Data:

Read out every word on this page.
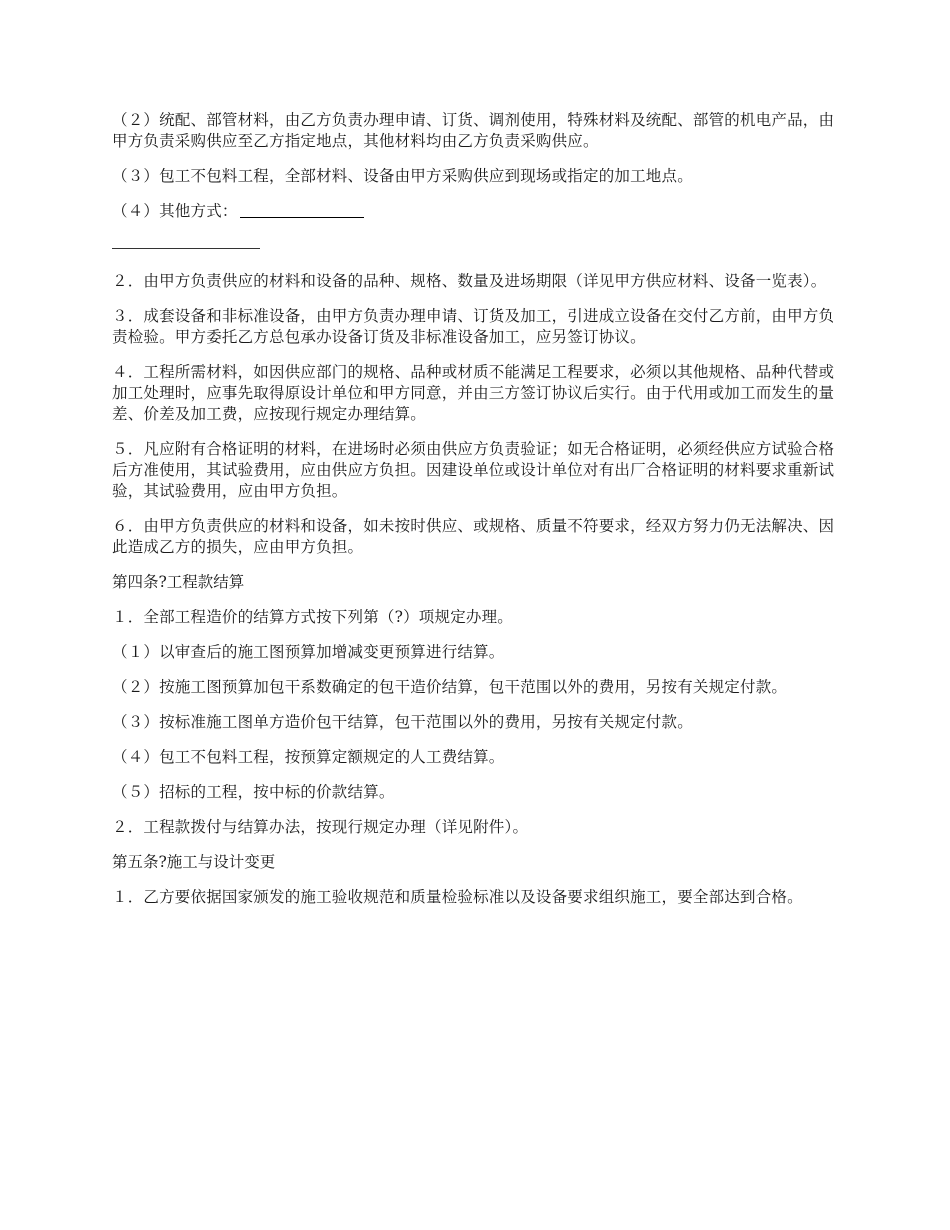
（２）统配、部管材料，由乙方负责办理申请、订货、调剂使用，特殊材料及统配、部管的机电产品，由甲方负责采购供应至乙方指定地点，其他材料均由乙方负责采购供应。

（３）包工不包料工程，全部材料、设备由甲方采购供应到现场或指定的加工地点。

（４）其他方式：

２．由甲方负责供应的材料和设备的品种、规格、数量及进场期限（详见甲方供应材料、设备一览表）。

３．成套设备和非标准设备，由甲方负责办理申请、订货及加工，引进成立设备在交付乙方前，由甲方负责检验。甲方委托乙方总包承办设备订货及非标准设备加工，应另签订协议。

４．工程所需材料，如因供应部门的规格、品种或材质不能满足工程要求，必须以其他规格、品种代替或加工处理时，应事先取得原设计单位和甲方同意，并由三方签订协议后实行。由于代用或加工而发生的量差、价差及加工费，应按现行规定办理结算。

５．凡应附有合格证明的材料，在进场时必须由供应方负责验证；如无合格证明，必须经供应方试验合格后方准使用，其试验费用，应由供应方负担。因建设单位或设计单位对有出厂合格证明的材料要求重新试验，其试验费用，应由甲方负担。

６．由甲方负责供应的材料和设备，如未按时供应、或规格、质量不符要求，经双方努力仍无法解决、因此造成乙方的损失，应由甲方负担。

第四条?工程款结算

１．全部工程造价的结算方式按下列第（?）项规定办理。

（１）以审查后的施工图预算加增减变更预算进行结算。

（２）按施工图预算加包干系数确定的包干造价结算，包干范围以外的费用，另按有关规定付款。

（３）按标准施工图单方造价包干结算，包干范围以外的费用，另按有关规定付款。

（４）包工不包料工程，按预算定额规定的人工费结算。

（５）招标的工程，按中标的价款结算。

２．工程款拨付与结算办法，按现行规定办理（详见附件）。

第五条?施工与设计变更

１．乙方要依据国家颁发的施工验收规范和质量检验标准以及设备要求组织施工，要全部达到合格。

Work to complete:
Write out every record above exactly as it stands, but leave out the pictures.

Complete answer:
Read out every word on this page.
（２）统配、部管材料，由乙方负责办理申请、订货、调剂使用，特殊材料及统配、部管的机电产品，由甲方负责采购供应至乙方指定地点，其他材料均由乙方负责采购供应。

（３）包工不包料工程，全部材料、设备由甲方采购供应到现场或指定的加工地点。

（４）其他方式：

２．由甲方负责供应的材料和设备的品种、规格、数量及进场期限（详见甲方供应材料、设备一览表）。

３．成套设备和非标准设备，由甲方负责办理申请、订货及加工，引进成立设备在交付乙方前，由甲方负责检验。甲方委托乙方总包承办设备订货及非标准设备加工，应另签订协议。

４．工程所需材料，如因供应部门的规格、品种或材质不能满足工程要求，必须以其他规格、品种代替或加工处理时，应事先取得原设计单位和甲方同意，并由三方签订协议后实行。由于代用或加工而发生的量差、价差及加工费，应按现行规定办理结算。

５．凡应附有合格证明的材料，在进场时必须由供应方负责验证；如无合格证明，必须经供应方试验合格后方准使用，其试验费用，应由供应方负担。因建设单位或设计单位对有出厂合格证明的材料要求重新试验，其试验费用，应由甲方负担。

６．由甲方负责供应的材料和设备，如未按时供应、或规格、质量不符要求，经双方努力仍无法解决、因此造成乙方的损失，应由甲方负担。

第四条?工程款结算

１．全部工程造价的结算方式按下列第（?）项规定办理。

（１）以审查后的施工图预算加增减变更预算进行结算。

（２）按施工图预算加包干系数确定的包干造价结算，包干范围以外的费用，另按有关规定付款。

（３）按标准施工图单方造价包干结算，包干范围以外的费用，另按有关规定付款。

（４）包工不包料工程，按预算定额规定的人工费结算。

（５）招标的工程，按中标的价款结算。

２．工程款拨付与结算办法，按现行规定办理（详见附件）。

第五条?施工与设计变更

１．乙方要依据国家颁发的施工验收规范和质量检验标准以及设备要求组织施工，要全部达到合格。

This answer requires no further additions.